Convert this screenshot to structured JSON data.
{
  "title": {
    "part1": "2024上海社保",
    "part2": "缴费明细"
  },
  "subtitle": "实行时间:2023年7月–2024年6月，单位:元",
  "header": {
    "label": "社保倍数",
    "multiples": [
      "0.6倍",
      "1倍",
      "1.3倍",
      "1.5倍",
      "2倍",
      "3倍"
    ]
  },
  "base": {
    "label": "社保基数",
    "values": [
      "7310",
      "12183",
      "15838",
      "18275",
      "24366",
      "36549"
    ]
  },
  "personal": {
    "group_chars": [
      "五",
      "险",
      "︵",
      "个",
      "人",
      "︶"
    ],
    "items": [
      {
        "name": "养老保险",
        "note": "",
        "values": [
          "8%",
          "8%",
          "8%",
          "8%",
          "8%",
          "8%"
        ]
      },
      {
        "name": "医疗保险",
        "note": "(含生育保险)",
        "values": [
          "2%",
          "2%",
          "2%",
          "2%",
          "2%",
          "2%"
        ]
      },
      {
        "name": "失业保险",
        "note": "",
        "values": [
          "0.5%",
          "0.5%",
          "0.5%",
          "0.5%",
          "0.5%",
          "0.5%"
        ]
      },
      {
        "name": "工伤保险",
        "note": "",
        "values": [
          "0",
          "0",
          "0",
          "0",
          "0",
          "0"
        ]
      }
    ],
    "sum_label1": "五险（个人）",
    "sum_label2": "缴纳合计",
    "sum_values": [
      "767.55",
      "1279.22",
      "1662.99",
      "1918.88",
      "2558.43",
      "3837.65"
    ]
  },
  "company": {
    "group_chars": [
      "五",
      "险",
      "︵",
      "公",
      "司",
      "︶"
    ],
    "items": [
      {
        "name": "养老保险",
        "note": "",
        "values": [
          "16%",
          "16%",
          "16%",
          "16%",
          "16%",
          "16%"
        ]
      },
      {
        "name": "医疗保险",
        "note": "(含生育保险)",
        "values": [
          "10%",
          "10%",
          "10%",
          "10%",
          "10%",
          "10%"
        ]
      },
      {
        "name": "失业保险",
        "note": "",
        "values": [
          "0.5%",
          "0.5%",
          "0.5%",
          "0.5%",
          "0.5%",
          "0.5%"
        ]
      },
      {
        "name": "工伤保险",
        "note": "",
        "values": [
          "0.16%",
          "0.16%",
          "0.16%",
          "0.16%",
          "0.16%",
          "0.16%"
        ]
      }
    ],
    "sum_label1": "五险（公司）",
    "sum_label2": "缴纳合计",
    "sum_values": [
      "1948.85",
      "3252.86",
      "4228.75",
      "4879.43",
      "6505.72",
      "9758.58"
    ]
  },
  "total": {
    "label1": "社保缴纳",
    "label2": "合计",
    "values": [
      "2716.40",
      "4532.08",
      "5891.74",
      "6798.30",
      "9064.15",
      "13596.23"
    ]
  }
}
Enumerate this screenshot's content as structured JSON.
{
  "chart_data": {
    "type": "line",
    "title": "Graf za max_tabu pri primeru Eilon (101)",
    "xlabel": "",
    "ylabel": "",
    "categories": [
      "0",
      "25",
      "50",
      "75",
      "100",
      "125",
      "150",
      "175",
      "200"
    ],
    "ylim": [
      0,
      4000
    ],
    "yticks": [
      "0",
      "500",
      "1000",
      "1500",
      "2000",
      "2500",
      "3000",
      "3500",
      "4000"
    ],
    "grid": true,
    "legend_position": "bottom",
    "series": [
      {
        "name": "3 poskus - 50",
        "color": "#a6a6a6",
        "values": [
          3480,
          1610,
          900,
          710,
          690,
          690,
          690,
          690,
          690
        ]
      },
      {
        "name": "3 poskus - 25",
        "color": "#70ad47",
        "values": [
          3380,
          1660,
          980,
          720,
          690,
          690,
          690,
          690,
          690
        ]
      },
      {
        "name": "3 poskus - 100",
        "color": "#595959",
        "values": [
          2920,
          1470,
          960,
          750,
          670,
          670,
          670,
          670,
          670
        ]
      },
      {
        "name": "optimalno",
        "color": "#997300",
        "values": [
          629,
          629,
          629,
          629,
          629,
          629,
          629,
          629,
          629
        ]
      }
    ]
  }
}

GIVEN EXERCISE: Starting at the line that contains "Enumerate this screenshot's", print every line through the end of the listing, word for word. Leave out all the rest.

RESULT FOR THIS TASK:
Enumerate this screenshot's content as structured JSON.
{
  "chart_data": {
    "type": "line",
    "title": "Graf za max_tabu pri primeru Eilon (101)",
    "xlabel": "",
    "ylabel": "",
    "categories": [
      "0",
      "25",
      "50",
      "75",
      "100",
      "125",
      "150",
      "175",
      "200"
    ],
    "ylim": [
      0,
      4000
    ],
    "yticks": [
      "0",
      "500",
      "1000",
      "1500",
      "2000",
      "2500",
      "3000",
      "3500",
      "4000"
    ],
    "grid": true,
    "legend_position": "bottom",
    "series": [
      {
        "name": "3 poskus - 50",
        "color": "#a6a6a6",
        "values": [
          3480,
          1610,
          900,
          710,
          690,
          690,
          690,
          690,
          690
        ]
      },
      {
        "name": "3 poskus - 25",
        "color": "#70ad47",
        "values": [
          3380,
          1660,
          980,
          720,
          690,
          690,
          690,
          690,
          690
        ]
      },
      {
        "name": "3 poskus - 100",
        "color": "#595959",
        "values": [
          2920,
          1470,
          960,
          750,
          670,
          670,
          670,
          670,
          670
        ]
      },
      {
        "name": "optimalno",
        "color": "#997300",
        "values": [
          629,
          629,
          629,
          629,
          629,
          629,
          629,
          629,
          629
        ]
      }
    ]
  }
}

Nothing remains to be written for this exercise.